(Extract to read)

The Racial Privacy Initiative (RPI) is one of the best, fairest, wisest, and most far-seeing initiatives that will ever be put before California voters.

As a classically liberal, politically independent, lock-and-load centrist, the welfare of the California Republican Party is not one of my prime concerns. But I and every citizen of California have a debt of gratitude to the California Republican Party for the unanimous decision of its convention delegates last weekend to support the RPI.

If by standing on high principle and aggressively championing the RPI the Republican Party wins for that initiative as many votes from Democrats and political independents as it did for Prop. 209, then more power to the GOP. Its image will be enhanced.

If the Democratic Party wishes to become the champion of pounding millions of bi- and multiracial people in California into those same-old, same-old five boxes, then let it take that stand bravely - and possibly self-destruct.

Some internal Republican blood-letting has already begun, however. Among Republicans, as among Democrats, there remain plenty of separatists, categorizers, and racialists. Two have lost no time in attacking the RPI aggressively.

Tom Wood, one of the original authors of Prop. 209, claims passage of RPI would make it impossible to enforce anti-discrimination laws (CalNews.com, Feb.22). Racial data collection is essential for American society to continue its successful if gradual elimination of unjust racial discrimination, he believes.  He is worried that Prop. 209 will become unenforceable; most supporters of Prop. 209 do not believe that. Perhaps he also believes that we will eventually need state forms for religious data collection lest we become impotent to fight religious discrimination.

Wood seems oblivious to the nonsense of the racial categories themselves and to the negative social consequences of their use by governments.

More surprisingly, Wood seems oblivious to the fact that one of the greatest virtues of his own Prop. 209 is that it has smoothed the way for further major steps, such as the RPI, toward the deracialization of society. It is dismaying to see such pessimism in such a fine fellow.

(Set tasks)
- a) In the opinion piece on the Racial Privacy Initiative, what did the California Republican Party's convention delegates decide last weekend?
- b) Retype the opinion piece on the Racial Privacy Initiative from "If by standing" up to and including "the RPI aggressively.".

(Provided material)

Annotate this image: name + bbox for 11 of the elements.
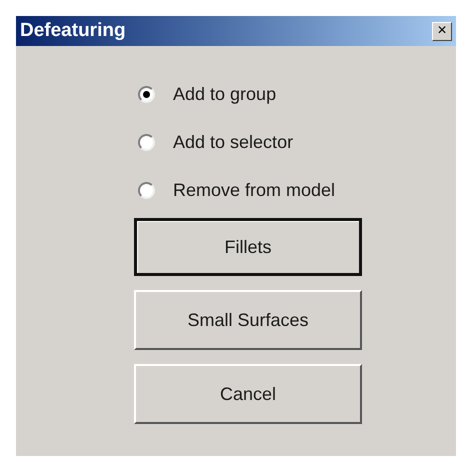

(Solution list)
- a) They decided unanimously to support the Racial Privacy Initiative.

- b)
If by standing on high principle and aggressively championing the RPI the Republican Party wins for that initiative as many votes from Democrats and political independents as it did for Prop. 209, then more power to the GOP. Its image will be enhanced.

If the Democratic Party wishes to become the champion of pounding millions of bi- and multiracial people in California into those same-old, same-old five boxes, then let it take that stand bravely - and possibly self-destruct.

Some internal Republican blood-letting has already begun, however. Among Republicans, as among Democrats, there remain plenty of separatists, categorizers, and racialists. Two have lost no time in attacking the RPI aggressively.